Stated goal
Return all lines below containing the word "source".

═════ Exercise data

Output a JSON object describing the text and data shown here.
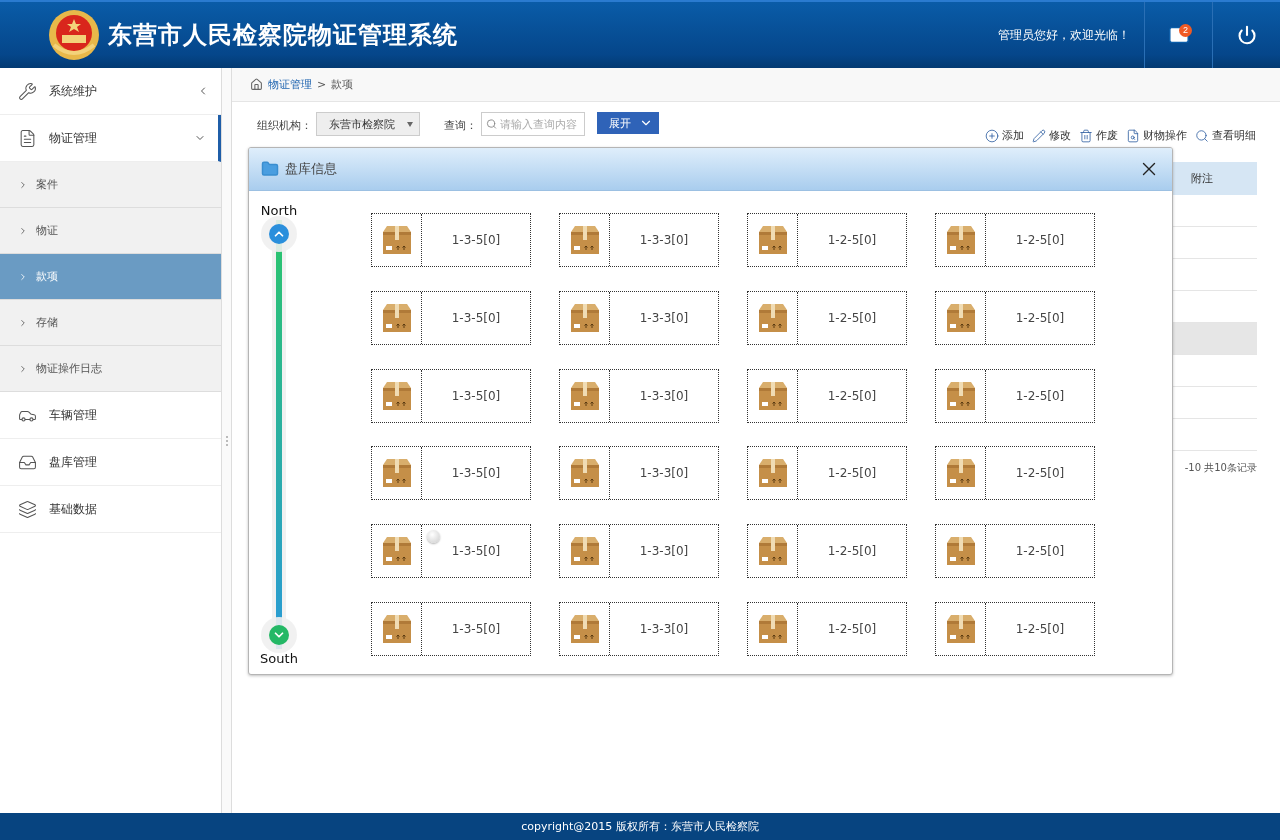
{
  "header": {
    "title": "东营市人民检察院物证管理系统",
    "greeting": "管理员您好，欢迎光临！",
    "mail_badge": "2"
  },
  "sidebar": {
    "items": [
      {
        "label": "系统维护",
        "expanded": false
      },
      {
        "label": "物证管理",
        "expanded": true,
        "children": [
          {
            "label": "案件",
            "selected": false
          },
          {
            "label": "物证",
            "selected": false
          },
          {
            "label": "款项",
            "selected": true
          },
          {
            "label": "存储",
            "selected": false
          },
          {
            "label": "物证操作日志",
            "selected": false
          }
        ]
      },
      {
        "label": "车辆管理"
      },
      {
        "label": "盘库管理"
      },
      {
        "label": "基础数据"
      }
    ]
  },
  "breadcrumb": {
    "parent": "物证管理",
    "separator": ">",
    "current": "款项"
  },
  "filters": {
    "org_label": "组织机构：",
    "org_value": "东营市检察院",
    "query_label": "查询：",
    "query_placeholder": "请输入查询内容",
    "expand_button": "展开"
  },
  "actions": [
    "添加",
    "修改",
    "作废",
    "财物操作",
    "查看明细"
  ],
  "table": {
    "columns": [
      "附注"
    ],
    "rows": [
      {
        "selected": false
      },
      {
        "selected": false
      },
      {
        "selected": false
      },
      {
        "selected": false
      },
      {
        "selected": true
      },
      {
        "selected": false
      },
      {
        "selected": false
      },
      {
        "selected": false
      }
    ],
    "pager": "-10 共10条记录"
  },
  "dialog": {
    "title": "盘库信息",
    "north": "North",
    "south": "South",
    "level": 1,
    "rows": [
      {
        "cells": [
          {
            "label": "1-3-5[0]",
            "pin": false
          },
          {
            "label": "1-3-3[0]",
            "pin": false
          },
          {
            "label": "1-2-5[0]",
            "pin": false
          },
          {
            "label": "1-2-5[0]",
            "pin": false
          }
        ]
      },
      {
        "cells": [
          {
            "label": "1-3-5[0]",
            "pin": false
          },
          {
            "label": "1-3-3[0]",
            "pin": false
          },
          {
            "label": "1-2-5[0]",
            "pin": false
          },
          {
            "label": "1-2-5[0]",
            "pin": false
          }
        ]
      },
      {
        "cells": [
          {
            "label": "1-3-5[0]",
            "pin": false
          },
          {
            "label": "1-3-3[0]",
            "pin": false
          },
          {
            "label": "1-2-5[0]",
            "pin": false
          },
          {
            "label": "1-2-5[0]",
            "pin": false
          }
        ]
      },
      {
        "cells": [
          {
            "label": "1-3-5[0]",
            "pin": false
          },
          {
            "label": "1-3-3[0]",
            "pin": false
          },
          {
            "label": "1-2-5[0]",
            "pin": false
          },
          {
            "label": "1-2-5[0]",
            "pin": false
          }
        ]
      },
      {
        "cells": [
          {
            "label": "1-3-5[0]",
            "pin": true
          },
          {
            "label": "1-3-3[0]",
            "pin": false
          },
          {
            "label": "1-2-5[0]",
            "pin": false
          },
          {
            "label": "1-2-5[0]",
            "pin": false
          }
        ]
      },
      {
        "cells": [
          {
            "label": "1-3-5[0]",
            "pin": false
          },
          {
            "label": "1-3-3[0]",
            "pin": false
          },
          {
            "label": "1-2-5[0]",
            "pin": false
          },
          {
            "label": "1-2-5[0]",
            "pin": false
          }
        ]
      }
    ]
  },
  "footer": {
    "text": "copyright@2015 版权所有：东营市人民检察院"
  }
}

══════════
═════ Exercise data

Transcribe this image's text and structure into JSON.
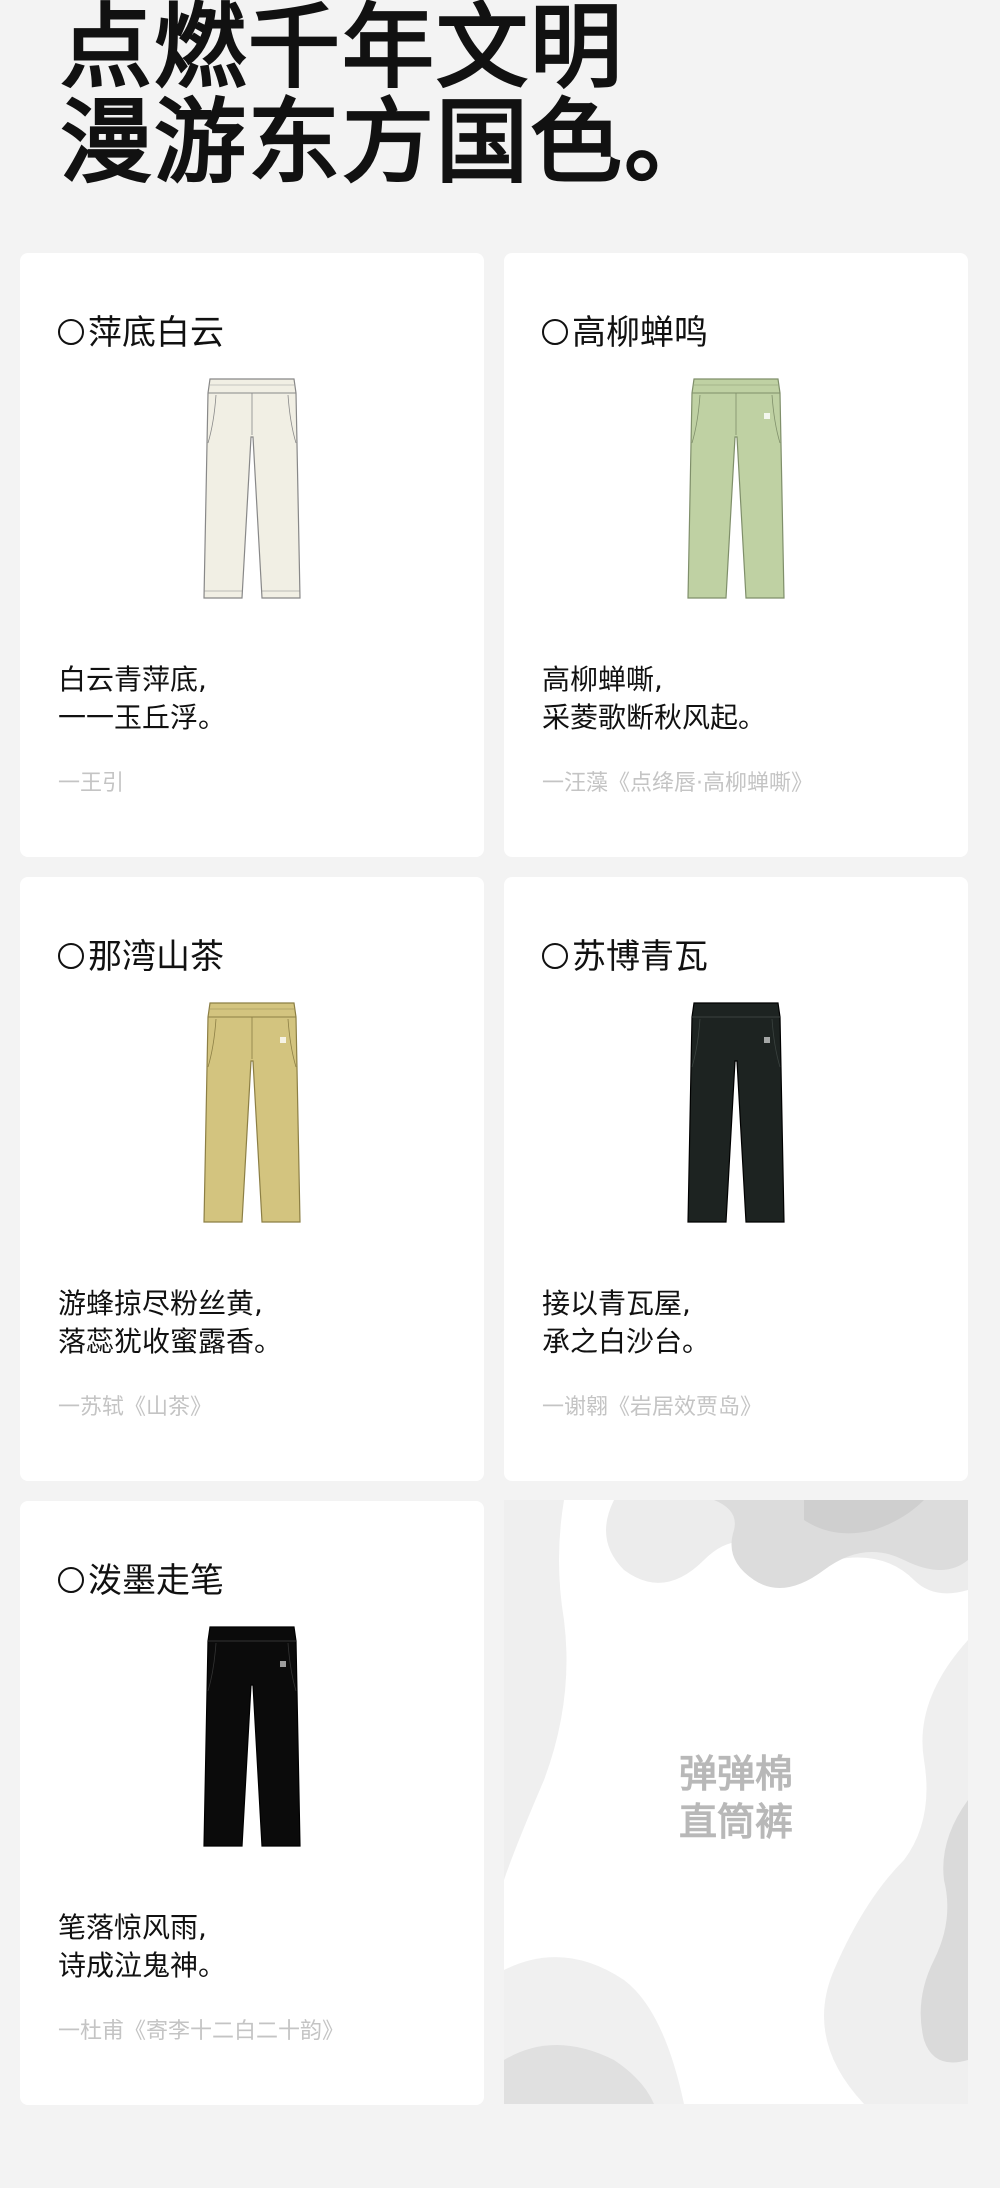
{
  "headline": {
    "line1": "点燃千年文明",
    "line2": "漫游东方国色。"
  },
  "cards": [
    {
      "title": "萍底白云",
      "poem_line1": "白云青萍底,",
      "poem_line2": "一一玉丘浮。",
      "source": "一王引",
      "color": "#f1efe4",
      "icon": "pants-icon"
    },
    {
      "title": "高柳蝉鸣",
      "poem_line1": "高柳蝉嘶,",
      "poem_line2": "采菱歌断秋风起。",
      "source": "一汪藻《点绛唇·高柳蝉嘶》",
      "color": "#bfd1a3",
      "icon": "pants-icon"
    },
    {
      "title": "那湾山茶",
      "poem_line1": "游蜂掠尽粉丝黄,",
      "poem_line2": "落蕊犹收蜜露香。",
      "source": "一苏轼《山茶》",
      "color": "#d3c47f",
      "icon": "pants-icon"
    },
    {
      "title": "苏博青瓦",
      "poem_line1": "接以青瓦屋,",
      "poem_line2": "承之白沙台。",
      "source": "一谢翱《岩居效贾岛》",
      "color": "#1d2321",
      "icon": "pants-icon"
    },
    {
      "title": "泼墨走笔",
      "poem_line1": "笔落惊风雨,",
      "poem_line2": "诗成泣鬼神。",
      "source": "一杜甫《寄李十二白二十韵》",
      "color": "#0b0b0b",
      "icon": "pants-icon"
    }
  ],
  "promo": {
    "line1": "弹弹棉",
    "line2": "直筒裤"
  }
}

══════════

Finished exercise
      "source": "一王引",
      "source": "一汪藻《点绛唇·高柳蝉嘶》",
      "source": "一苏轼《山茶》",
      "source": "一谢翱《岩居效贾岛》",
      "source": "一杜甫《寄李十二白二十韵》",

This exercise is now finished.